Instructions for the task → Do any lines in the data below contain "date"? If so, copy every one of them.

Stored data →

++++++

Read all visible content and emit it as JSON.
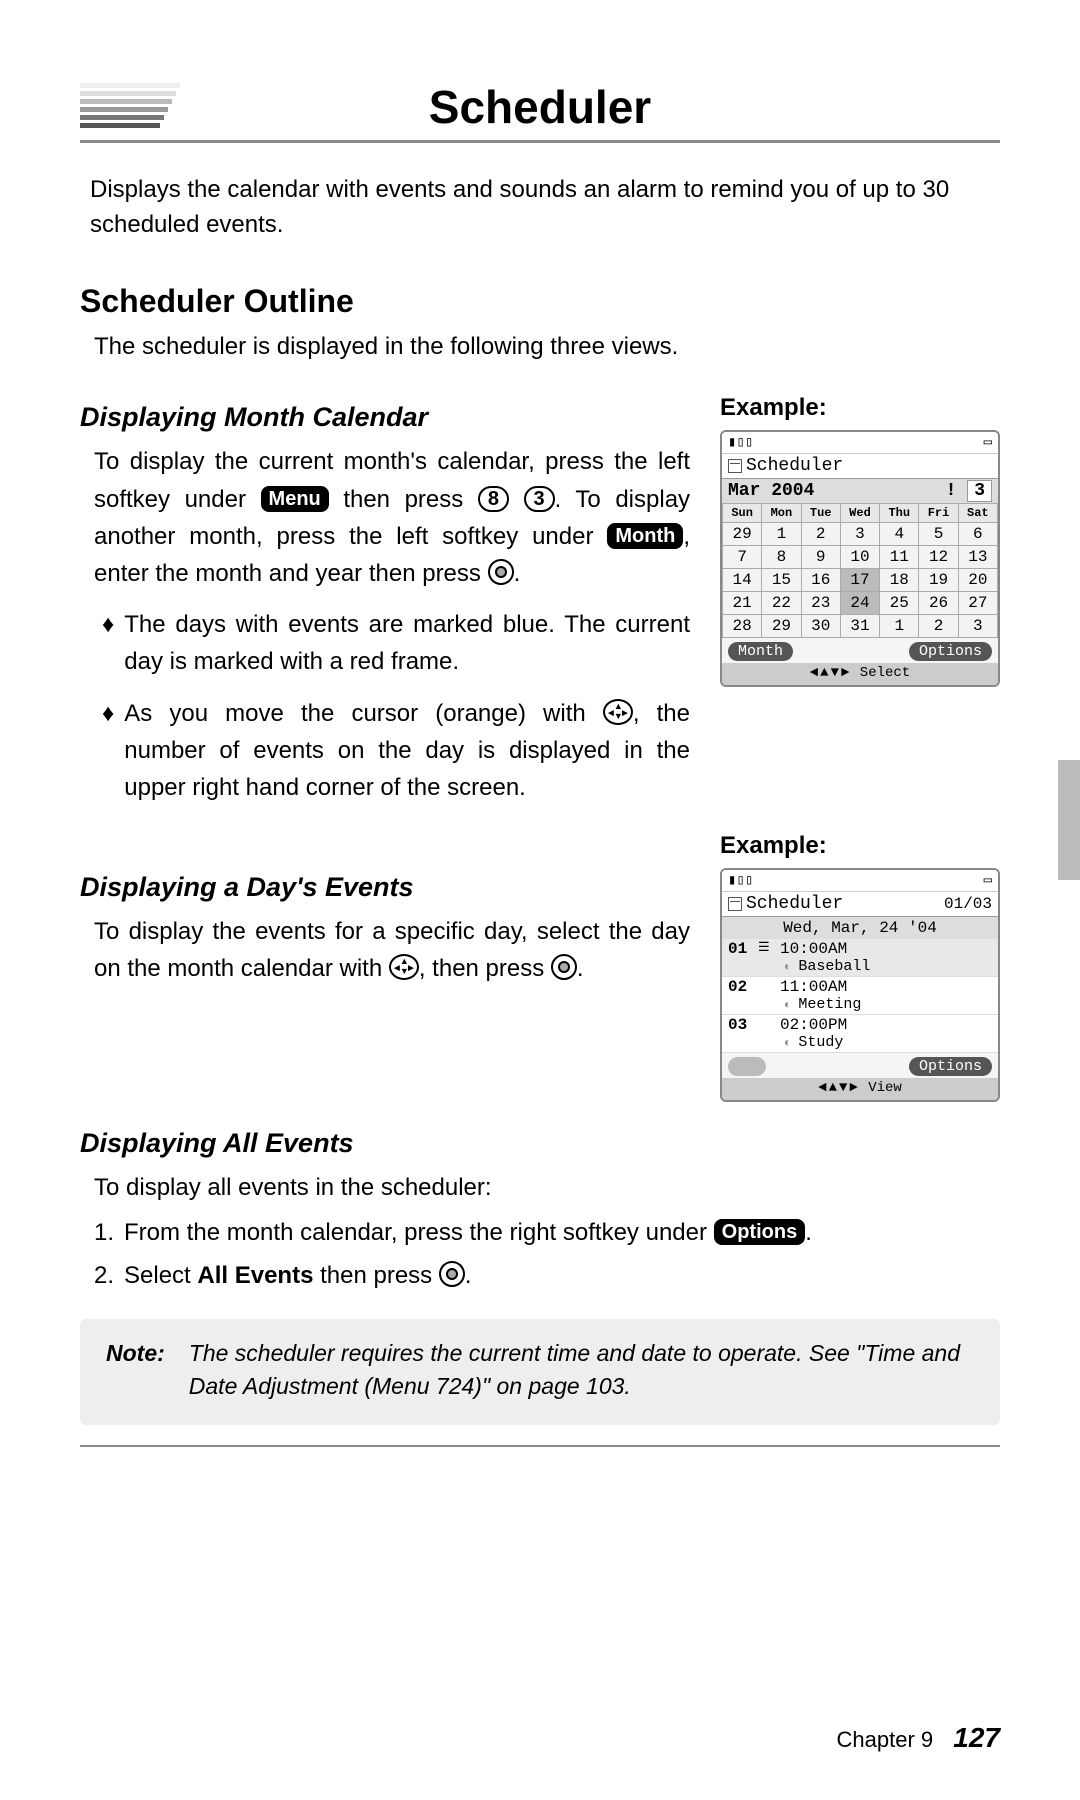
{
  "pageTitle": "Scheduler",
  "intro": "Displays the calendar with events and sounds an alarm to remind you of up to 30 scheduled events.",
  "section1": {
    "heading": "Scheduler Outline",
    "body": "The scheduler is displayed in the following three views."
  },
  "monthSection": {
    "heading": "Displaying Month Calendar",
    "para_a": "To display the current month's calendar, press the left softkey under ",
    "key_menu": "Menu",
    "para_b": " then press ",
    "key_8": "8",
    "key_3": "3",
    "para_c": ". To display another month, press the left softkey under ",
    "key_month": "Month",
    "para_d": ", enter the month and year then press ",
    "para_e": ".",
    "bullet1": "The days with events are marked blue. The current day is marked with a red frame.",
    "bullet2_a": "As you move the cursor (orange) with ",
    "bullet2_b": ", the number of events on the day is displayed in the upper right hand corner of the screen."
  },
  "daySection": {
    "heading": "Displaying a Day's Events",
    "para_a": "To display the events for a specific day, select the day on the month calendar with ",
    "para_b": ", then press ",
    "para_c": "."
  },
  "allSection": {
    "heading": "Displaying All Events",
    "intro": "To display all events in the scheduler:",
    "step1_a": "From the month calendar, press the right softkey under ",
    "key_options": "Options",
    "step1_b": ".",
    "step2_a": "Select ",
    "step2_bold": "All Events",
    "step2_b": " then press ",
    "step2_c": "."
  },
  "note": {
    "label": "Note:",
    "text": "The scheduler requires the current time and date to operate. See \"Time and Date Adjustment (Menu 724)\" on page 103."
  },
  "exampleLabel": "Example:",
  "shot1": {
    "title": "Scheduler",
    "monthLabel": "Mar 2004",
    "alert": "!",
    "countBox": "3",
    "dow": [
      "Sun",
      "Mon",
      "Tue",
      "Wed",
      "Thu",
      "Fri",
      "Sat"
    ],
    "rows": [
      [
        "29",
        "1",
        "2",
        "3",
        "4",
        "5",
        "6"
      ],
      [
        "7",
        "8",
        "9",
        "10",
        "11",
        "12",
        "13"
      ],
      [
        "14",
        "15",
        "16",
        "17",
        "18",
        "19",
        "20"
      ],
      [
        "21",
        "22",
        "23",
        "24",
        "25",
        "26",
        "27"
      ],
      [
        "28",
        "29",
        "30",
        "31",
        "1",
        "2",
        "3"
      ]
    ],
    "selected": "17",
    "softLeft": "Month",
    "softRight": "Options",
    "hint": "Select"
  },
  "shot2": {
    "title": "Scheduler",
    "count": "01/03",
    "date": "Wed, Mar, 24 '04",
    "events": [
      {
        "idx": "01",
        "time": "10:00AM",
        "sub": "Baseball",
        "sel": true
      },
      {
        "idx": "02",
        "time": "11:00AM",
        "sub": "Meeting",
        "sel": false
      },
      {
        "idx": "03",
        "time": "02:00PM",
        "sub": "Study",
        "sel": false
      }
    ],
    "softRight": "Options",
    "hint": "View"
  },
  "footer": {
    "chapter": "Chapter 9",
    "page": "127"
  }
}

++++++

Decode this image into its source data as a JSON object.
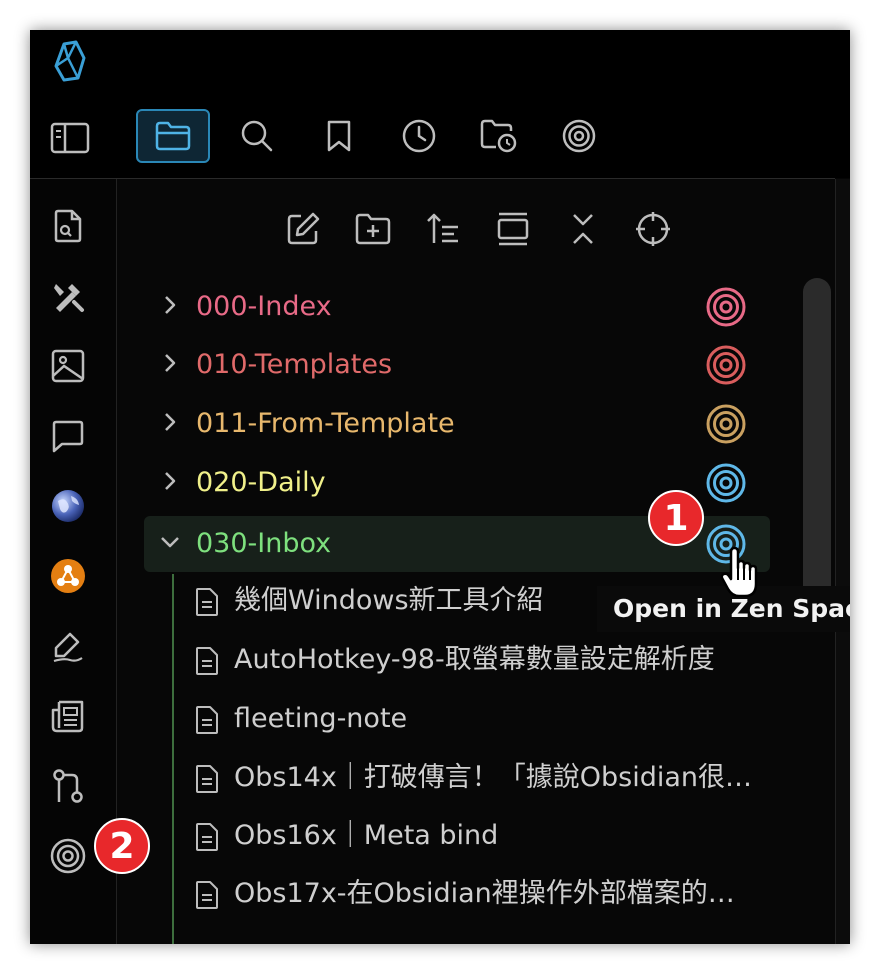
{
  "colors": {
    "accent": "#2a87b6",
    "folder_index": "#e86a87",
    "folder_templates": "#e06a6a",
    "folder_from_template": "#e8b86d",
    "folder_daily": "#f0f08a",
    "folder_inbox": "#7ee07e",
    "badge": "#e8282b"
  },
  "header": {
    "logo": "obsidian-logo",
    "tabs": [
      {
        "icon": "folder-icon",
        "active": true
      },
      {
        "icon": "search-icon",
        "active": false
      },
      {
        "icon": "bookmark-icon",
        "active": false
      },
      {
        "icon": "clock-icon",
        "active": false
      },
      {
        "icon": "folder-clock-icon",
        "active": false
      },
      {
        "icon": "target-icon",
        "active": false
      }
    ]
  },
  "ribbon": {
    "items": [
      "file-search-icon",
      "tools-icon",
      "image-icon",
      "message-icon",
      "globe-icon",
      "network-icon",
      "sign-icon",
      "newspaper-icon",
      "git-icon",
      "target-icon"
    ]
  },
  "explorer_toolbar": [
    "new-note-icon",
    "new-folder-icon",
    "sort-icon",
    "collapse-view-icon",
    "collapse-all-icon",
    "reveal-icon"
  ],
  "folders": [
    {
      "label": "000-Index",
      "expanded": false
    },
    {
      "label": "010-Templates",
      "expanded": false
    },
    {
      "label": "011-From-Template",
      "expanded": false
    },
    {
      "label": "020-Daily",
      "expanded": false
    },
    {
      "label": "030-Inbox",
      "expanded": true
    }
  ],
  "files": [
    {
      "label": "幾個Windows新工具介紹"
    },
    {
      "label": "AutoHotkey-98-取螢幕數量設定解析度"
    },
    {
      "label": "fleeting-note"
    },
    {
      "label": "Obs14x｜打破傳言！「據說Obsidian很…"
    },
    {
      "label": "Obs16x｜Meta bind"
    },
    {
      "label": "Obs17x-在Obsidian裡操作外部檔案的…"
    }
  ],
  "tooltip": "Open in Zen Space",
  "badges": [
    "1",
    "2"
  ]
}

++++++

Full solution →
    "text": "The scheduler requires the current time and date to operate. See \"Time and Date Adjustment (Menu 724)\" on page 103."
    "date": "Wed, Mar, 24 '04",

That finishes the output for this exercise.